> _THE TASK_
The material below should be written out in full and exactly; pictures stay out of the copy.

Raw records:
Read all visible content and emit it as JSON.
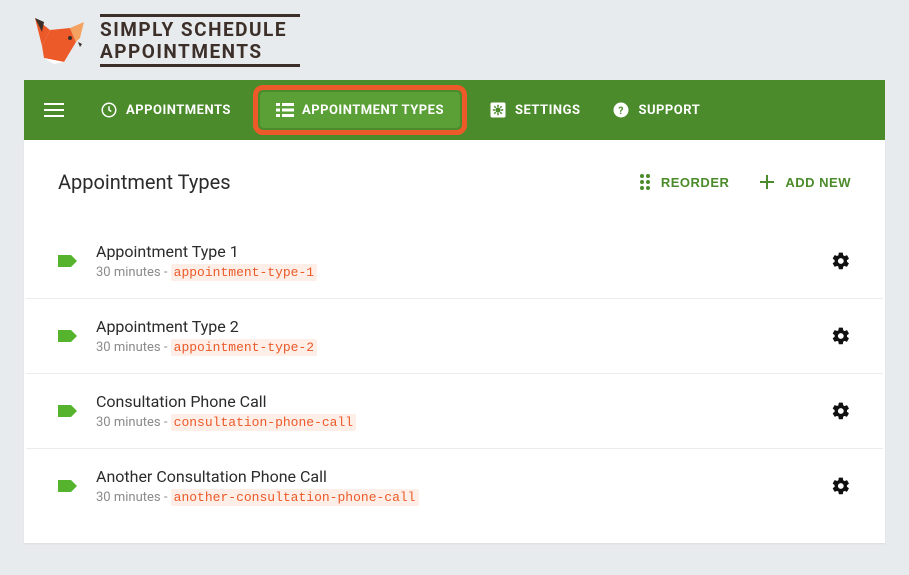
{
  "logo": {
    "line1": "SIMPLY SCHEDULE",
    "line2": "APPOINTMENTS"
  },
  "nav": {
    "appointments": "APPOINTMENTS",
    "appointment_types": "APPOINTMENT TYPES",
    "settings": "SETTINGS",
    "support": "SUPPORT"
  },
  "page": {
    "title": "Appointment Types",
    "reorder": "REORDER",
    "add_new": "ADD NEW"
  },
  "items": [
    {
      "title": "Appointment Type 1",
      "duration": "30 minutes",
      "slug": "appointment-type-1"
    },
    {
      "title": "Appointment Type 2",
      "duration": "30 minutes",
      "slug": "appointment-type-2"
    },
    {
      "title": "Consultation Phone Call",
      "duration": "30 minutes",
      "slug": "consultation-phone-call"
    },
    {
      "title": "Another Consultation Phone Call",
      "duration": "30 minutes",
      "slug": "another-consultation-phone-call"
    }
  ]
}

> _OUTPUT FOR THIS TASK_
Read all visible content and emit it as JSON.
{
  "logo": {
    "line1": "SIMPLY SCHEDULE",
    "line2": "APPOINTMENTS"
  },
  "nav": {
    "appointments": "APPOINTMENTS",
    "appointment_types": "APPOINTMENT TYPES",
    "settings": "SETTINGS",
    "support": "SUPPORT"
  },
  "page": {
    "title": "Appointment Types",
    "reorder": "REORDER",
    "add_new": "ADD NEW"
  },
  "items": [
    {
      "title": "Appointment Type 1",
      "duration": "30 minutes",
      "slug": "appointment-type-1"
    },
    {
      "title": "Appointment Type 2",
      "duration": "30 minutes",
      "slug": "appointment-type-2"
    },
    {
      "title": "Consultation Phone Call",
      "duration": "30 minutes",
      "slug": "consultation-phone-call"
    },
    {
      "title": "Another Consultation Phone Call",
      "duration": "30 minutes",
      "slug": "another-consultation-phone-call"
    }
  ]
}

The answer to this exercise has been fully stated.